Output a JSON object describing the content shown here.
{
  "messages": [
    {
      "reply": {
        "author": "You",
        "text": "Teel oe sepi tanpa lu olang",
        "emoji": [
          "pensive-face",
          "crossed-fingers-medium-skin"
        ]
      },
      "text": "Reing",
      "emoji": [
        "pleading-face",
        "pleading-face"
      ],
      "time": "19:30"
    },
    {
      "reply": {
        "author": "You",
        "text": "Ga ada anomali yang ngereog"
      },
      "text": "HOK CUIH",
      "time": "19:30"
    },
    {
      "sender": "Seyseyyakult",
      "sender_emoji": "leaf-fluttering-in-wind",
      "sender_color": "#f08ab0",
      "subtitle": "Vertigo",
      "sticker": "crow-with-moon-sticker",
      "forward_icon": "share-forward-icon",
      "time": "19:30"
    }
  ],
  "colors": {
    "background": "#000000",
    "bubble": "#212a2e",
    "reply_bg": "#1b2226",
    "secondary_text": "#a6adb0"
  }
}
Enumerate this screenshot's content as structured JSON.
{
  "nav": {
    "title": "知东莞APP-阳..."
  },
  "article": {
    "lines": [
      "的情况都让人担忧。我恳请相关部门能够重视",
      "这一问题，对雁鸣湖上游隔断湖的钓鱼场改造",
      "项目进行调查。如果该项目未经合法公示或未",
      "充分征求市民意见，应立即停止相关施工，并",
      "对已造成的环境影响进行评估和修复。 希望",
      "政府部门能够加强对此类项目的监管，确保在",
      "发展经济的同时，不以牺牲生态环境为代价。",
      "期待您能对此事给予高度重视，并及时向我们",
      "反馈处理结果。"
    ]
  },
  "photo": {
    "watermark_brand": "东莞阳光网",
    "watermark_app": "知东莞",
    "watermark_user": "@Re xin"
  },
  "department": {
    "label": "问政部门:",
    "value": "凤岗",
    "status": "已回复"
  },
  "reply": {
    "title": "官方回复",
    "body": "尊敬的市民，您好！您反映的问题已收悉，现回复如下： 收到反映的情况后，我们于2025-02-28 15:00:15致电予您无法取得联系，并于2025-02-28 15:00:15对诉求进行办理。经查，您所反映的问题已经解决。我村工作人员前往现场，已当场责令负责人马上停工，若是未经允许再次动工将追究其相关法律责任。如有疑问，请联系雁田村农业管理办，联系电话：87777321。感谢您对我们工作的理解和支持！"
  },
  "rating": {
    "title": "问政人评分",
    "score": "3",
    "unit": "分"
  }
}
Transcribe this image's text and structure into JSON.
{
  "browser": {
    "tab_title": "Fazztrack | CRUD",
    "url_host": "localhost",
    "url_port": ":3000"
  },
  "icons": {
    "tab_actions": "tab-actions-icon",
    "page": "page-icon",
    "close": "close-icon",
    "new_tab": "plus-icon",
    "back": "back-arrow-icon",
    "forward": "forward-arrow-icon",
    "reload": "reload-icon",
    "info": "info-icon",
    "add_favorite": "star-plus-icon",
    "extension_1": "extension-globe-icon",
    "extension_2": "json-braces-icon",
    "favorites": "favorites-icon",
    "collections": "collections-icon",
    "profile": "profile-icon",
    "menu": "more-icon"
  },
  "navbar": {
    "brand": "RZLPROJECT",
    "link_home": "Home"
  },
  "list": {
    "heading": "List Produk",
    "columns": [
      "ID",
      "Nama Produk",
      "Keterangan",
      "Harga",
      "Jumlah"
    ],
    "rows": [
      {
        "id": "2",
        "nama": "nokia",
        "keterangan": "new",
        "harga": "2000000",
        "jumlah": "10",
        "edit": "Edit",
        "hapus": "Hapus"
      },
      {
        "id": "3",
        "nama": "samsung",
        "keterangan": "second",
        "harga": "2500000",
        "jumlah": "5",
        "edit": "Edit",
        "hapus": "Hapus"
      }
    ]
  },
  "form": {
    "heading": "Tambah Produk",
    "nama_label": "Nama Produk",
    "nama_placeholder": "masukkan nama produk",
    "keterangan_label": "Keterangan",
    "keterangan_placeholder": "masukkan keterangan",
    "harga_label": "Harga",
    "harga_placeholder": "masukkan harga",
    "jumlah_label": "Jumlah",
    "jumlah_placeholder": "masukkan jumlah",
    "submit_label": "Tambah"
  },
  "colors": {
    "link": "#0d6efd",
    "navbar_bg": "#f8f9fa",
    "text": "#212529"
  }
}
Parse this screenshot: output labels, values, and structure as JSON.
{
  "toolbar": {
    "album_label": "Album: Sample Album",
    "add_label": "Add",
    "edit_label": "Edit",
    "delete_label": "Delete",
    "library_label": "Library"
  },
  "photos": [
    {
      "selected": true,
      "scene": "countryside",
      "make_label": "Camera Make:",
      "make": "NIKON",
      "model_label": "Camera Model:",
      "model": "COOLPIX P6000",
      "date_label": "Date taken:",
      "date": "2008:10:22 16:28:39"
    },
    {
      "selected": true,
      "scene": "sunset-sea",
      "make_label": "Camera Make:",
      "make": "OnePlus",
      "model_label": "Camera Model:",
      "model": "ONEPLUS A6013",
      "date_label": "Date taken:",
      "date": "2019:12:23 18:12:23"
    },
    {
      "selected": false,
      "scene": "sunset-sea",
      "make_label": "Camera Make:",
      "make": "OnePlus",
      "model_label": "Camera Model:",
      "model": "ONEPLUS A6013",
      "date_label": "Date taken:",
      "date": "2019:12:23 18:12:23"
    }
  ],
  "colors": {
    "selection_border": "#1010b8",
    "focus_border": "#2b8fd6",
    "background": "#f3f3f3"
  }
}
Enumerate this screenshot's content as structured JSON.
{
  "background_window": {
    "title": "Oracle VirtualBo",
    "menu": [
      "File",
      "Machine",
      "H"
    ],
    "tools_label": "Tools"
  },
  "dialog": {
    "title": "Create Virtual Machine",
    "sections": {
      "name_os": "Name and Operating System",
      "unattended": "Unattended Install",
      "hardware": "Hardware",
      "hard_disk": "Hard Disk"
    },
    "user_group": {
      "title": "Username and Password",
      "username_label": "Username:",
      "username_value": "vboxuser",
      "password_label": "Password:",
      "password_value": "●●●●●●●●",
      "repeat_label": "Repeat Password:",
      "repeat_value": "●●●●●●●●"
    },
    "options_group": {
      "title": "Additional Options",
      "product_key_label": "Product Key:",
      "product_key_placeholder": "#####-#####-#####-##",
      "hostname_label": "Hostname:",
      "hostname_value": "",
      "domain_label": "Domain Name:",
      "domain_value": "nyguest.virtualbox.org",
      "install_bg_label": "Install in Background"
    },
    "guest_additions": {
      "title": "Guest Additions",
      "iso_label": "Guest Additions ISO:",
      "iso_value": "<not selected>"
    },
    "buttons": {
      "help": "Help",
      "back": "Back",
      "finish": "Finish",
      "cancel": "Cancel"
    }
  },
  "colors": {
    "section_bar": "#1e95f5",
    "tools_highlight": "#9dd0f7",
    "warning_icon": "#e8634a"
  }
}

## PROBLEM TO WORK ON:
In the records above, locate each line with the word "Machine". Copy all such lines.

## FULL ANSWER:
      "Machine",
    "title": "Create Virtual Machine",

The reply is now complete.